GIVEN PROBLEM>
Write out, word for word, only the lines from the one containing "Transcribe this chart's" through the final line of the data.

Start RECORDED DATA

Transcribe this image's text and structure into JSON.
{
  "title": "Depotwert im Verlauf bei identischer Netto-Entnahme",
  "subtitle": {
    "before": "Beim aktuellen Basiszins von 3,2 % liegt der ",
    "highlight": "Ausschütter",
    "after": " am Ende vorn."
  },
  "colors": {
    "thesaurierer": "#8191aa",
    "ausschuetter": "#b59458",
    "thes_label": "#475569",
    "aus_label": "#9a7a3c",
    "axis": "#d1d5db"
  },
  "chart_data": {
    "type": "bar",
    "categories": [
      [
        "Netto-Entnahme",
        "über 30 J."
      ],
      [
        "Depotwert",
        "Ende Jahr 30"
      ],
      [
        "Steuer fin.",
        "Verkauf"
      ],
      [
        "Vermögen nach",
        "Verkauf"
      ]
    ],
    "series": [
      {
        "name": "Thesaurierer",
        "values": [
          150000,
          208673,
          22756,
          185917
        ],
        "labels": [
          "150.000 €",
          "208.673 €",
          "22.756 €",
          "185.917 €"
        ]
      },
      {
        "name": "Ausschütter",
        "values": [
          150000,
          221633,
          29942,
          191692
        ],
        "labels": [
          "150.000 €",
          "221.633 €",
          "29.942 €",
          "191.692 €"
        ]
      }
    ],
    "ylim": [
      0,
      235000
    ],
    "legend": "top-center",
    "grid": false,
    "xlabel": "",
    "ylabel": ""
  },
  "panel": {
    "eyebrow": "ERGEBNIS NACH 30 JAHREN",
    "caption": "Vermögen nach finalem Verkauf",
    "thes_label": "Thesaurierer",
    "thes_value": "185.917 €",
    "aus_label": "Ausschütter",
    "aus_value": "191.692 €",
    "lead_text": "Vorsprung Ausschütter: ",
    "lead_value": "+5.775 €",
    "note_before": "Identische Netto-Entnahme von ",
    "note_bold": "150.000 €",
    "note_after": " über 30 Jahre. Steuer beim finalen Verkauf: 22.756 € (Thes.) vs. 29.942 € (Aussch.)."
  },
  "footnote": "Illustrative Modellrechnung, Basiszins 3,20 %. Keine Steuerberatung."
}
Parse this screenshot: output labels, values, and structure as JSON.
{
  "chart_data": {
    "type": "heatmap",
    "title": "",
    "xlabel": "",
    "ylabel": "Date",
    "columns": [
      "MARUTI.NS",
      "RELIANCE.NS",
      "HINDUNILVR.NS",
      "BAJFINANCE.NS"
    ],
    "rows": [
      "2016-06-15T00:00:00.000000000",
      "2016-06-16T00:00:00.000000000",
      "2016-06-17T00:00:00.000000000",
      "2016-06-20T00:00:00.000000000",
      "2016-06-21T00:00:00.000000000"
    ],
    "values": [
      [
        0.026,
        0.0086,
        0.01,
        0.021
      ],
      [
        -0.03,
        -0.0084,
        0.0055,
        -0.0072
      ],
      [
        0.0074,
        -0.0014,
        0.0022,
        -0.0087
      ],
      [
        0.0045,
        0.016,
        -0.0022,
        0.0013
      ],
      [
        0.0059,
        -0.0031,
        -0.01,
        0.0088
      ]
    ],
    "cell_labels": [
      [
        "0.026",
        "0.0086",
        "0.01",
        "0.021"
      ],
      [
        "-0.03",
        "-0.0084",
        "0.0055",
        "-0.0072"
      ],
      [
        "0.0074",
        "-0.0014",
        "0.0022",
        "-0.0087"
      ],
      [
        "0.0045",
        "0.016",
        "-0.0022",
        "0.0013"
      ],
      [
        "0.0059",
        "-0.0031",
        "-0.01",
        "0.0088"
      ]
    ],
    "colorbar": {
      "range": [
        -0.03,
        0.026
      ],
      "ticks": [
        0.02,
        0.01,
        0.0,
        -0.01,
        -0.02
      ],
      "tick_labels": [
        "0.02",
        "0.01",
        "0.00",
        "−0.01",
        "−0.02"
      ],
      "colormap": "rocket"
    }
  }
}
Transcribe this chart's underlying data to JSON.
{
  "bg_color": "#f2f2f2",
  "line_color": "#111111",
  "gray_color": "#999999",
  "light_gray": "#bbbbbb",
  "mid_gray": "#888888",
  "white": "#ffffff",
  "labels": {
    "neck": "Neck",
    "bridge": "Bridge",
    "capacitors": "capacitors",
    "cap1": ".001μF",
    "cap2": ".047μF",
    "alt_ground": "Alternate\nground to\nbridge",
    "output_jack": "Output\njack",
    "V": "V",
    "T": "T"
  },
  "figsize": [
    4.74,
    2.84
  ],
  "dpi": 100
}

End RECORDED DATA

FINISHED TASK>
Transcribe this chart's underlying data to JSON.
{
  "bg_color": "#f2f2f2",
  "line_color": "#111111",
  "gray_color": "#999999",
  "light_gray": "#bbbbbb",
  "mid_gray": "#888888",
  "white": "#ffffff",
  "labels": {
    "neck": "Neck",
    "bridge": "Bridge",
    "capacitors": "capacitors",
    "cap1": ".001μF",
    "cap2": ".047μF",
    "alt_ground": "Alternate\nground to\nbridge",
    "output_jack": "Output\njack",
    "V": "V",
    "T": "T"
  },
  "figsize": [
    4.74,
    2.84
  ],
  "dpi": 100
}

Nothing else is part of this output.